**AIM:**
Count every line that holds the string "background", then give that number alone.

**RECORDS SHOWN:**
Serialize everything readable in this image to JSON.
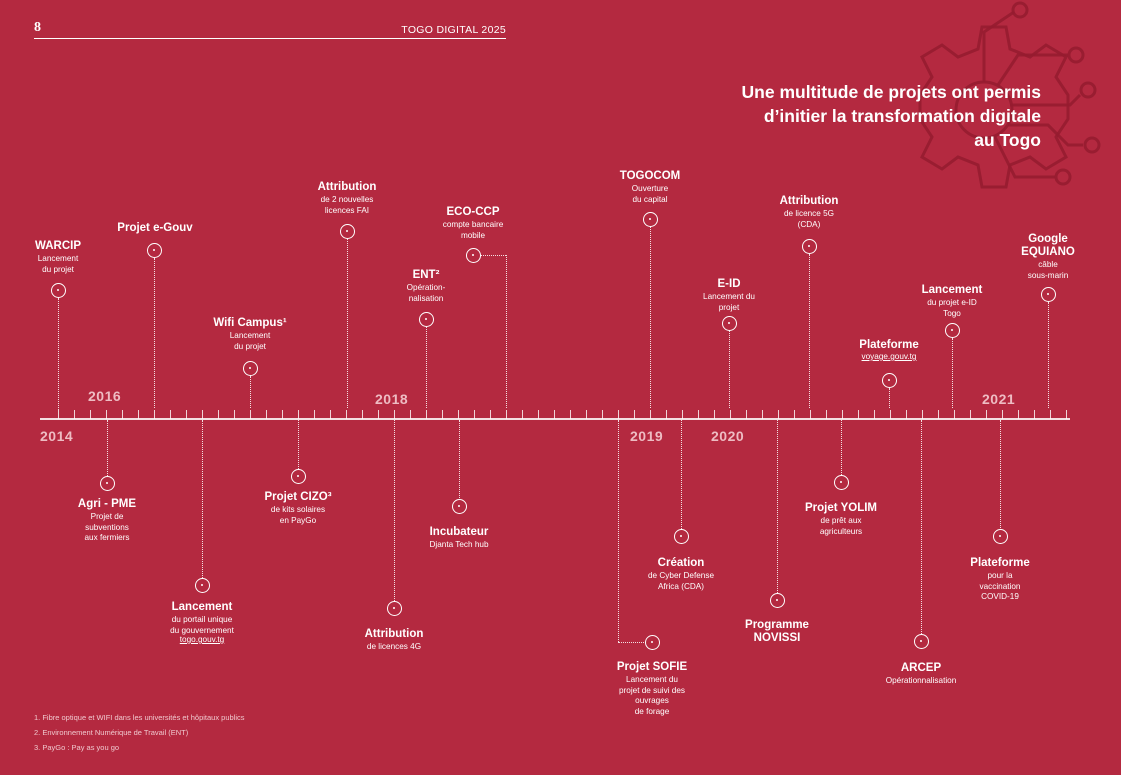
{
  "header": {
    "page_number": "8",
    "doc_title": "TOGO DIGITAL 2025"
  },
  "headline": [
    "Une multitude de projets ont permis",
    "d’initier la transformation digitale",
    "au Togo"
  ],
  "years": [
    "2014",
    "2016",
    "2018",
    "2019",
    "2020",
    "2021"
  ],
  "events": [
    {
      "id": "warcip",
      "title": "WARCIP",
      "desc": [
        "Lancement",
        "du projet"
      ]
    },
    {
      "id": "egouv",
      "title": "Projet e-Gouv",
      "desc": []
    },
    {
      "id": "wifi",
      "title": "Wifi Campus¹",
      "desc": [
        "Lancement",
        "du projet"
      ]
    },
    {
      "id": "attr-fai",
      "title": "Attribution",
      "desc": [
        "de 2 nouvelles",
        "licences FAI"
      ]
    },
    {
      "id": "ent",
      "title": "ENT²",
      "desc": [
        "Opération-",
        "nalisation"
      ]
    },
    {
      "id": "eco-ccp",
      "title": "ECO-CCP",
      "desc": [
        "compte bancaire",
        "mobile"
      ]
    },
    {
      "id": "togocom",
      "title": "TOGOCOM",
      "desc": [
        "Ouverture",
        "du capital"
      ]
    },
    {
      "id": "eid",
      "title": "E-ID",
      "desc": [
        "Lancement du",
        "projet"
      ]
    },
    {
      "id": "attr-5g",
      "title": "Attribution",
      "desc": [
        "de licence 5G",
        "(CDA)"
      ]
    },
    {
      "id": "plateforme-voyage",
      "title": "Plateforme",
      "desc": [],
      "link": "voyage.gouv.tg"
    },
    {
      "id": "lancement-eid",
      "title": "Lancement",
      "desc": [
        "du projet e-ID",
        "Togo"
      ]
    },
    {
      "id": "google",
      "title": "Google",
      "title2": "EQUIANO",
      "desc": [
        "câble",
        "sous-marin"
      ]
    },
    {
      "id": "agri",
      "title": "Agri - PME",
      "desc": [
        "Projet de",
        "subventions",
        "aux fermiers"
      ]
    },
    {
      "id": "portail",
      "title": "Lancement",
      "desc": [
        "du portail unique",
        "du gouvernement"
      ],
      "link": "togo.gouv.tg"
    },
    {
      "id": "cizo",
      "title": "Projet CIZO³",
      "desc": [
        "de kits solaires",
        "en PayGo"
      ]
    },
    {
      "id": "attr-4g",
      "title": "Attribution",
      "desc": [
        "de licences 4G"
      ]
    },
    {
      "id": "incubateur",
      "title": "Incubateur",
      "desc": [
        "Djanta Tech hub"
      ]
    },
    {
      "id": "sofie",
      "title": "Projet SOFIE",
      "desc": [
        "Lancement du",
        "projet de suivi des",
        "ouvrages",
        "de forage"
      ]
    },
    {
      "id": "cda",
      "title": "Création",
      "desc": [
        "de Cyber Defense",
        "Africa (CDA)"
      ]
    },
    {
      "id": "novissi",
      "title": "Programme",
      "title2": "NOVISSI",
      "desc": []
    },
    {
      "id": "yolim",
      "title": "Projet YOLIM",
      "desc": [
        "de prêt aux",
        "agriculteurs"
      ]
    },
    {
      "id": "arcep",
      "title": "ARCEP",
      "desc": [
        "Opérationnalisation"
      ]
    },
    {
      "id": "vaccination",
      "title": "Plateforme",
      "desc": [
        "pour la",
        "vaccination",
        "COVID-19"
      ]
    }
  ],
  "footnotes": [
    "1. Fibre optique et WIFI dans les universités et hôpitaux publics",
    "2. Environnement Numérique de Travail (ENT)",
    "3. PayGo : Pay as you go"
  ],
  "icons": {
    "background": "gear-circuit-icon"
  },
  "colors": {
    "background": "#b42940",
    "accent_text": "#eebcc3"
  }
}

**WRITTEN ANSWER:**
2